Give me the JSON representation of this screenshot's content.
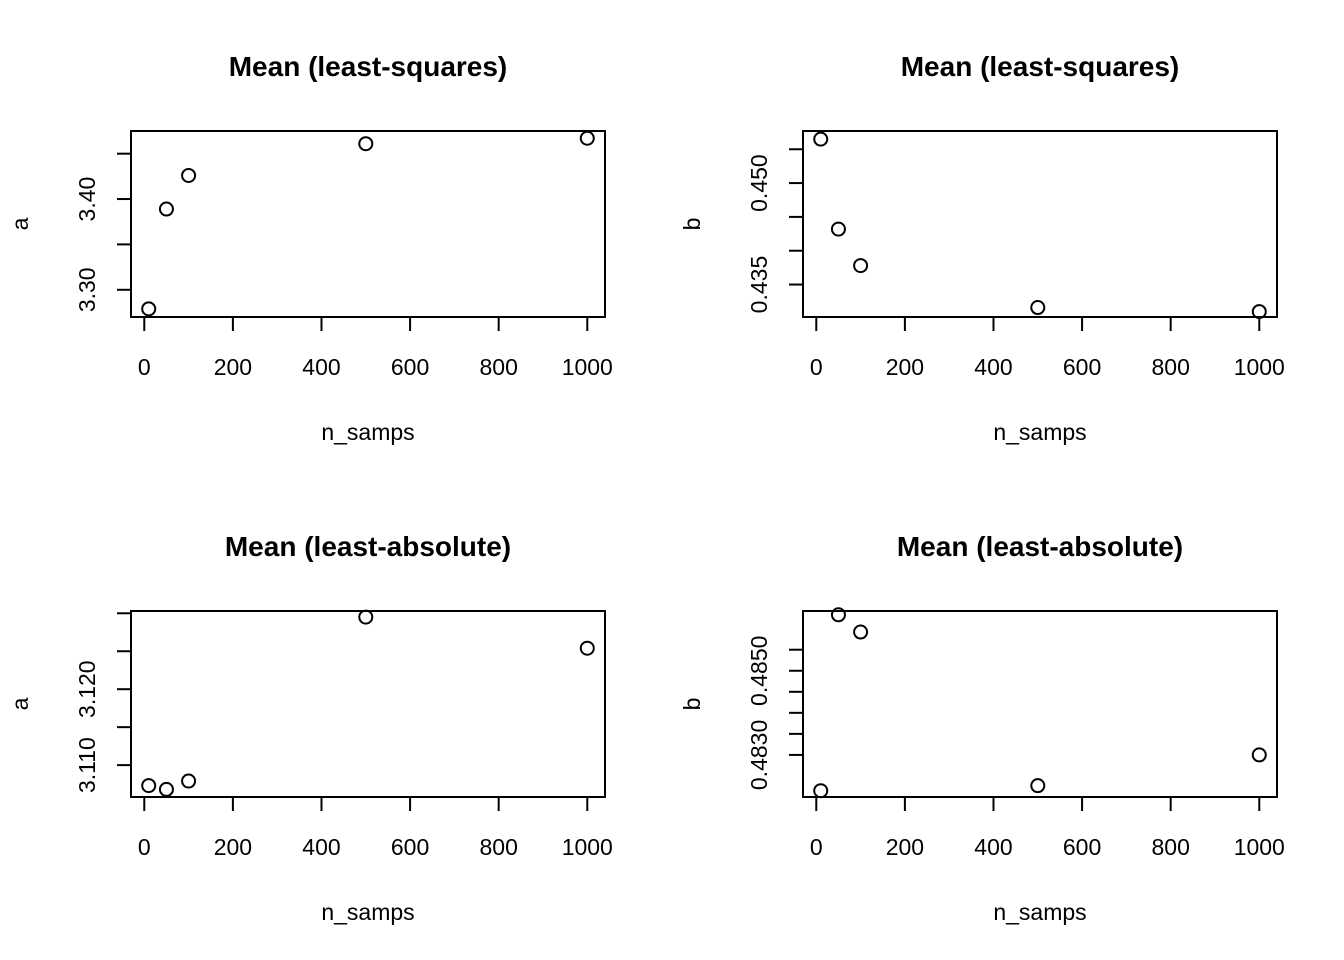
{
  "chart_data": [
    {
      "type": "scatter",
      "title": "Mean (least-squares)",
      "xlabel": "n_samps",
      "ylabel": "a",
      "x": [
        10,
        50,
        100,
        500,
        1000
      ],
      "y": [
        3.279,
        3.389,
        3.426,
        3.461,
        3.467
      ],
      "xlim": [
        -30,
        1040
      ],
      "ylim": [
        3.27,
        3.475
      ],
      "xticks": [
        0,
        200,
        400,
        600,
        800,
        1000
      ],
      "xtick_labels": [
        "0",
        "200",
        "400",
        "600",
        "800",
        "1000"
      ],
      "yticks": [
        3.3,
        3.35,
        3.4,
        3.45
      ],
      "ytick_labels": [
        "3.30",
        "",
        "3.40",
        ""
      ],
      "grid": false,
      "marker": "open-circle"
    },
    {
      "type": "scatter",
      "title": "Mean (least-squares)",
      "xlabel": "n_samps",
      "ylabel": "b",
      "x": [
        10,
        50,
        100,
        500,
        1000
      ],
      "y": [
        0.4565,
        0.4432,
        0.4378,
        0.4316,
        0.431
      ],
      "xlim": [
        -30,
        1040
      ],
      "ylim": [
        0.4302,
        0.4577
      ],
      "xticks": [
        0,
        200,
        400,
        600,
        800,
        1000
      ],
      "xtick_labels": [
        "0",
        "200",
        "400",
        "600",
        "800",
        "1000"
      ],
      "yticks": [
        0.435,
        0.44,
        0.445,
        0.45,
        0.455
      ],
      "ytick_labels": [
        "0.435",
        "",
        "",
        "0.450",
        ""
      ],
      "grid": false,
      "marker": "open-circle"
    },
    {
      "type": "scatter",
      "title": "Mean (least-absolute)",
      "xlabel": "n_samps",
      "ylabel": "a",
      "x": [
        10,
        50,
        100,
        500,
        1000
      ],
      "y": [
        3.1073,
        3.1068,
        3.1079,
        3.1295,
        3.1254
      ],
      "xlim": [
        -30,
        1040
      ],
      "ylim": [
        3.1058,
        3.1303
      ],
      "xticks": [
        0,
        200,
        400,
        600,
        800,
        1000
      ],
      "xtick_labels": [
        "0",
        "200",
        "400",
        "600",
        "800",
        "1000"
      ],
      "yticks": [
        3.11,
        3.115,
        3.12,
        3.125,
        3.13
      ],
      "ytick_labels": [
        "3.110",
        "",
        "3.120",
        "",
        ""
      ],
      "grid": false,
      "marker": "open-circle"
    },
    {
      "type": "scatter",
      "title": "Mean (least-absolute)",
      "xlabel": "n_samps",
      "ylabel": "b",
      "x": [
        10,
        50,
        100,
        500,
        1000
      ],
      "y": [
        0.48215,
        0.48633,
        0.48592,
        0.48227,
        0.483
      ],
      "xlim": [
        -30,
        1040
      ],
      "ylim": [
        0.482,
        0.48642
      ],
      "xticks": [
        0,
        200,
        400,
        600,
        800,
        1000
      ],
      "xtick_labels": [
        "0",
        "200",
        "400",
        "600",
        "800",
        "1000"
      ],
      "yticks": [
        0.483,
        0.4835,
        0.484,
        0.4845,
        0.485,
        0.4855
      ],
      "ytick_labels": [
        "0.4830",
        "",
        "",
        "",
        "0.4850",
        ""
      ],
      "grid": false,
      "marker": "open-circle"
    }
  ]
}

##########

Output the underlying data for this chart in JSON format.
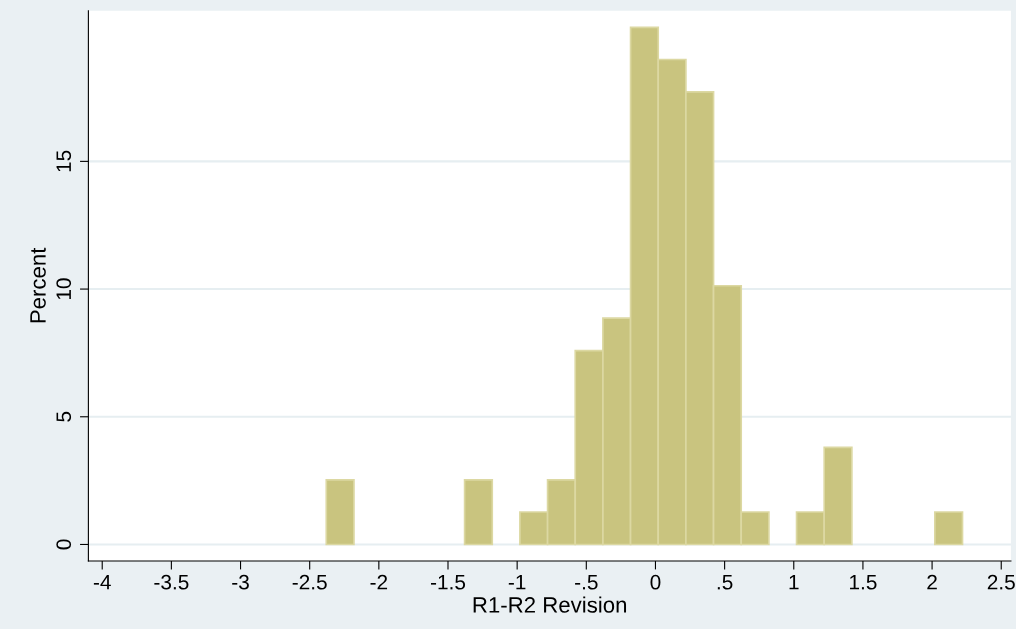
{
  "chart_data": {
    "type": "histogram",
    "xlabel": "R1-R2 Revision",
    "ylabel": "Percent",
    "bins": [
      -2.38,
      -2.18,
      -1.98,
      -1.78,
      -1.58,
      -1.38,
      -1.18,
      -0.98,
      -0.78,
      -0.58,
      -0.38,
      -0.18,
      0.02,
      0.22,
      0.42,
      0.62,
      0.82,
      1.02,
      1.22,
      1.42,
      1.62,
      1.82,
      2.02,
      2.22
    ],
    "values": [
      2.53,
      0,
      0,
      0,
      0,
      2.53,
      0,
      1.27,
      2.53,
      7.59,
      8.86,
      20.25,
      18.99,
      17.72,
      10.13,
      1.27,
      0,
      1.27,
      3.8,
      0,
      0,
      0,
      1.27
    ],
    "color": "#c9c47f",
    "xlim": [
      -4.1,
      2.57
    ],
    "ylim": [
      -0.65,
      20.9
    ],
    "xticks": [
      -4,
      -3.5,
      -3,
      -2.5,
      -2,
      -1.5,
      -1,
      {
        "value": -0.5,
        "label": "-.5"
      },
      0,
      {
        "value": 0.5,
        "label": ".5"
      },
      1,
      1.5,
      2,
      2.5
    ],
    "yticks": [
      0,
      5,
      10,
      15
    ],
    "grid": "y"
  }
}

##########

§ **DIRECTIONS**
Scan the entries above. Copy each line that has the string "this".

§ **TASK ANSWER**
Give me the JSON representation of this screenshot's content.
Output the underlying data for this chart in JSON format.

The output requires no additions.